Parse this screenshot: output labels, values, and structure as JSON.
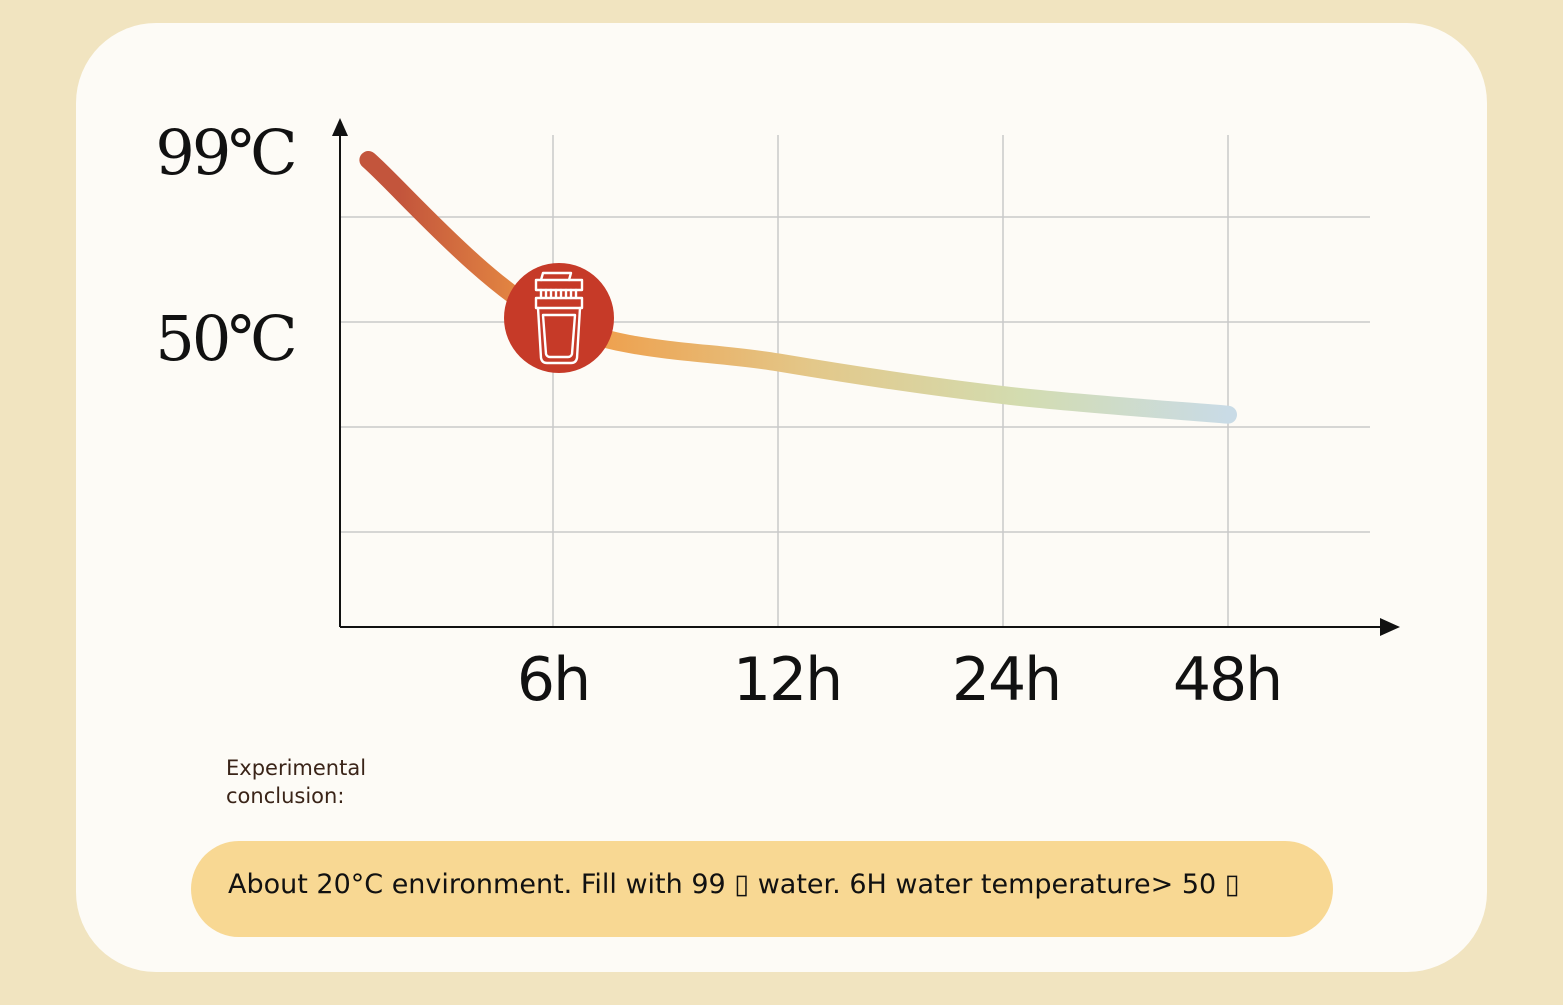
{
  "chart_data": {
    "type": "line",
    "title": "",
    "xlabel": "",
    "ylabel": "",
    "x_tick_labels": [
      "6h",
      "12h",
      "24h",
      "48h"
    ],
    "y_tick_labels": [
      "99℃",
      "50℃"
    ],
    "series": [
      {
        "x": [
          0.8,
          6,
          12,
          24,
          48
        ],
        "y": [
          99,
          50,
          37,
          27,
          21
        ]
      }
    ],
    "grid": true,
    "colors": {
      "hot": "#c3553c",
      "warm": "#f09a44",
      "mid": "#e3c88a",
      "cool": "#d3dcb0",
      "cold": "#c9dbe6"
    },
    "marker": {
      "icon": "thermos-cup-icon",
      "x": 6,
      "y": 50,
      "color": "#c63a28"
    }
  },
  "conclusion": {
    "label": "Experimental conclusion:",
    "text": "About 20°C environment. Fill with 99 ▯ water. 6H water temperature> 50 ▯"
  }
}
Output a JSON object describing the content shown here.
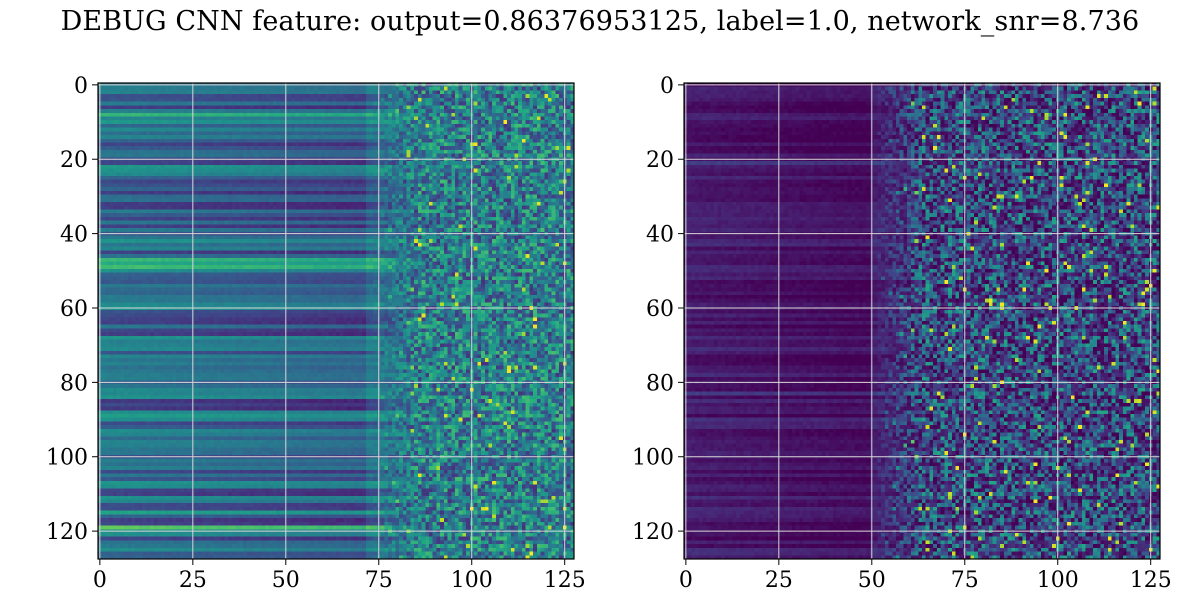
{
  "title": "DEBUG CNN feature: output=0.86376953125, label=1.0, network_snr=8.736",
  "chart_data": [
    {
      "type": "heatmap",
      "colormap": "viridis",
      "rows": 128,
      "cols": 128,
      "xlim": [
        0,
        127
      ],
      "ylim": [
        127,
        0
      ],
      "xticks": [
        0,
        25,
        50,
        75,
        100,
        125
      ],
      "yticks": [
        0,
        20,
        40,
        60,
        80,
        100,
        120
      ],
      "xtick_labels": [
        "0",
        "25",
        "50",
        "75",
        "100",
        "125"
      ],
      "ytick_labels": [
        "0",
        "20",
        "40",
        "60",
        "80",
        "100",
        "120"
      ],
      "grid": true,
      "description_values": {
        "left_region_level": 0.35,
        "right_region_noise": 0.45,
        "transition_col": 72
      }
    },
    {
      "type": "heatmap",
      "colormap": "viridis",
      "rows": 128,
      "cols": 128,
      "xlim": [
        0,
        127
      ],
      "ylim": [
        127,
        0
      ],
      "xticks": [
        0,
        25,
        50,
        75,
        100,
        125
      ],
      "yticks": [
        0,
        20,
        40,
        60,
        80,
        100,
        120
      ],
      "xtick_labels": [
        "0",
        "25",
        "50",
        "75",
        "100",
        "125"
      ],
      "ytick_labels": [
        "0",
        "20",
        "40",
        "60",
        "80",
        "100",
        "120"
      ],
      "grid": true,
      "description_values": {
        "left_region_level": 0.08,
        "right_region_noise": 0.35,
        "transition_col": 50
      }
    }
  ]
}
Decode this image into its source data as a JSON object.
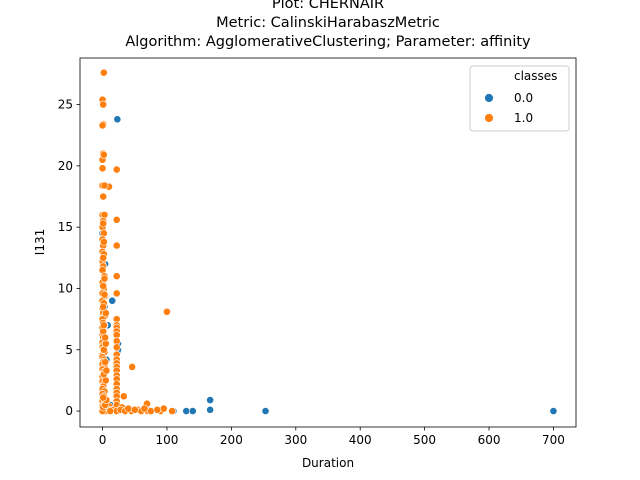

GOAL:
Output nothing but the lines from the line with "Output a JSON" through the last line of the material above, please, word for word and without the pictures.

FINISHED TASK:
Output a JSON object describing the content shown here.
{
  "title": "DEBUG CNN feature: output=0.86376953125, label=1.0, network_snr=8.736",
  "chart_data": [
    {
      "type": "heatmap",
      "colormap": "viridis",
      "rows": 128,
      "cols": 128,
      "xlim": [
        0,
        127
      ],
      "ylim": [
        127,
        0
      ],
      "xticks": [
        0,
        25,
        50,
        75,
        100,
        125
      ],
      "yticks": [
        0,
        20,
        40,
        60,
        80,
        100,
        120
      ],
      "xtick_labels": [
        "0",
        "25",
        "50",
        "75",
        "100",
        "125"
      ],
      "ytick_labels": [
        "0",
        "20",
        "40",
        "60",
        "80",
        "100",
        "120"
      ],
      "grid": true,
      "description_values": {
        "left_region_level": 0.35,
        "right_region_noise": 0.45,
        "transition_col": 72
      }
    },
    {
      "type": "heatmap",
      "colormap": "viridis",
      "rows": 128,
      "cols": 128,
      "xlim": [
        0,
        127
      ],
      "ylim": [
        127,
        0
      ],
      "xticks": [
        0,
        25,
        50,
        75,
        100,
        125
      ],
      "yticks": [
        0,
        20,
        40,
        60,
        80,
        100,
        120
      ],
      "xtick_labels": [
        "0",
        "25",
        "50",
        "75",
        "100",
        "125"
      ],
      "ytick_labels": [
        "0",
        "20",
        "40",
        "60",
        "80",
        "100",
        "120"
      ],
      "grid": true,
      "description_values": {
        "left_region_level": 0.08,
        "right_region_noise": 0.35,
        "transition_col": 50
      }
    }
  ]
}
Decode this image into its source data as a JSON object.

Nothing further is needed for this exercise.